§ **Exercise instructions**: Every entry must be echoed exactly.

§ **Information provided**:
** begin **

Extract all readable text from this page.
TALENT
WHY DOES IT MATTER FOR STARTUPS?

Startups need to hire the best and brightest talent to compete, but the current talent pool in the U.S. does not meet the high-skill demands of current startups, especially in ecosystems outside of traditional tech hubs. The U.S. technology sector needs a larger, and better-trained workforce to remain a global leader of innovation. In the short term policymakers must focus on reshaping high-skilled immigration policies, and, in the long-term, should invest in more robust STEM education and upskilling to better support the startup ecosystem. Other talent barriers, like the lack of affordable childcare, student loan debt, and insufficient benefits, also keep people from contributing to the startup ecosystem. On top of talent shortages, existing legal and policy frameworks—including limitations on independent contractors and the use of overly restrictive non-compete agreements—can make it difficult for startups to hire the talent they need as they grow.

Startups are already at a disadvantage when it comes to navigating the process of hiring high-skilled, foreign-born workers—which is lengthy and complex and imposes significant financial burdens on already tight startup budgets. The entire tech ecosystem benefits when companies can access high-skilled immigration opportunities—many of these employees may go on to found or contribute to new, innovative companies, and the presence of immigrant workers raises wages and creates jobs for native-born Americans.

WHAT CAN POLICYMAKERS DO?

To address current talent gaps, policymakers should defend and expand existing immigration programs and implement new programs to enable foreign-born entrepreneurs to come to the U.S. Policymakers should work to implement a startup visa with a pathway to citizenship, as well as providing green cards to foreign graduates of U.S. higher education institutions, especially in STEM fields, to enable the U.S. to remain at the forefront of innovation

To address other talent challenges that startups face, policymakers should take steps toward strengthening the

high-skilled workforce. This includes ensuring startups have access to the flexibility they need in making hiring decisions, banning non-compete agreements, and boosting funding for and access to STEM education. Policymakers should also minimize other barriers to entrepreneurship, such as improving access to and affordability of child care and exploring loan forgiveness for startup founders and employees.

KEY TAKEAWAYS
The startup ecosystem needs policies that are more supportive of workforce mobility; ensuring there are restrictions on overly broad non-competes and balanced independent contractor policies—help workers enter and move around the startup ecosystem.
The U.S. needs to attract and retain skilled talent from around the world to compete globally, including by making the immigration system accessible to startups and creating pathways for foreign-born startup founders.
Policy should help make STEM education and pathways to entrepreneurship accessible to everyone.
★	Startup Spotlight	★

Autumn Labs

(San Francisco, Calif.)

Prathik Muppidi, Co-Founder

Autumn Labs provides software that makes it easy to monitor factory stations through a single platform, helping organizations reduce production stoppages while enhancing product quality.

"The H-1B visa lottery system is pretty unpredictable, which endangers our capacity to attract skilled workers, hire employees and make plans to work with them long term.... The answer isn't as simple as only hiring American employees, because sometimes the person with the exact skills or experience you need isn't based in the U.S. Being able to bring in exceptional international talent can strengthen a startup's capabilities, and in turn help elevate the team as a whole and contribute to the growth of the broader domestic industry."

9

** end **

§ **Full solution**:
Extract all readable text from this page.
TALENT
WHY DOES IT MATTER FOR STARTUPS?

Startups need to hire the best and brightest talent to compete, but the current talent pool in the U.S. does not meet the high-skill demands of current startups, especially in ecosystems outside of traditional tech hubs. The U.S. technology sector needs a larger, and better-trained workforce to remain a global leader of innovation. In the short term policymakers must focus on reshaping high-skilled immigration policies, and, in the long-term, should invest in more robust STEM education and upskilling to better support the startup ecosystem. Other talent barriers, like the lack of affordable childcare, student loan debt, and insufficient benefits, also keep people from contributing to the startup ecosystem. On top of talent shortages, existing legal and policy frameworks—including limitations on independent contractors and the use of overly restrictive non-compete agreements—can make it difficult for startups to hire the talent they need as they grow.

Startups are already at a disadvantage when it comes to navigating the process of hiring high-skilled, foreign-born workers—which is lengthy and complex and imposes significant financial burdens on already tight startup budgets. The entire tech ecosystem benefits when companies can access high-skilled immigration opportunities—many of these employees may go on to found or contribute to new, innovative companies, and the presence of immigrant workers raises wages and creates jobs for native-born Americans.

WHAT CAN POLICYMAKERS DO?

To address current talent gaps, policymakers should defend and expand existing immigration programs and implement new programs to enable foreign-born entrepreneurs to come to the U.S. Policymakers should work to implement a startup visa with a pathway to citizenship, as well as providing green cards to foreign graduates of U.S. higher education institutions, especially in STEM fields, to enable the U.S. to remain at the forefront of innovation

To address other talent challenges that startups face, policymakers should take steps toward strengthening the

high-skilled workforce. This includes ensuring startups have access to the flexibility they need in making hiring decisions, banning non-compete agreements, and boosting funding for and access to STEM education. Policymakers should also minimize other barriers to entrepreneurship, such as improving access to and affordability of child care and exploring loan forgiveness for startup founders and employees.

KEY TAKEAWAYS
The startup ecosystem needs policies that are more supportive of workforce mobility; ensuring there are restrictions on overly broad non-competes and balanced independent contractor policies—help workers enter and move around the startup ecosystem.
The U.S. needs to attract and retain skilled talent from around the world to compete globally, including by making the immigration system accessible to startups and creating pathways for foreign-born startup founders.
Policy should help make STEM education and pathways to entrepreneurship accessible to everyone.
★	Startup Spotlight	★

Autumn Labs

(San Francisco, Calif.)

Prathik Muppidi, Co-Founder

Autumn Labs provides software that makes it easy to monitor factory stations through a single platform, helping organizations reduce production stoppages while enhancing product quality.

"The H-1B visa lottery system is pretty unpredictable, which endangers our capacity to attract skilled workers, hire employees and make plans to work with them long term.... The answer isn't as simple as only hiring American employees, because sometimes the person with the exact skills or experience you need isn't based in the U.S. Being able to bring in exceptional international talent can strengthen a startup's capabilities, and in turn help elevate the team as a whole and contribute to the growth of the broader domestic industry."

9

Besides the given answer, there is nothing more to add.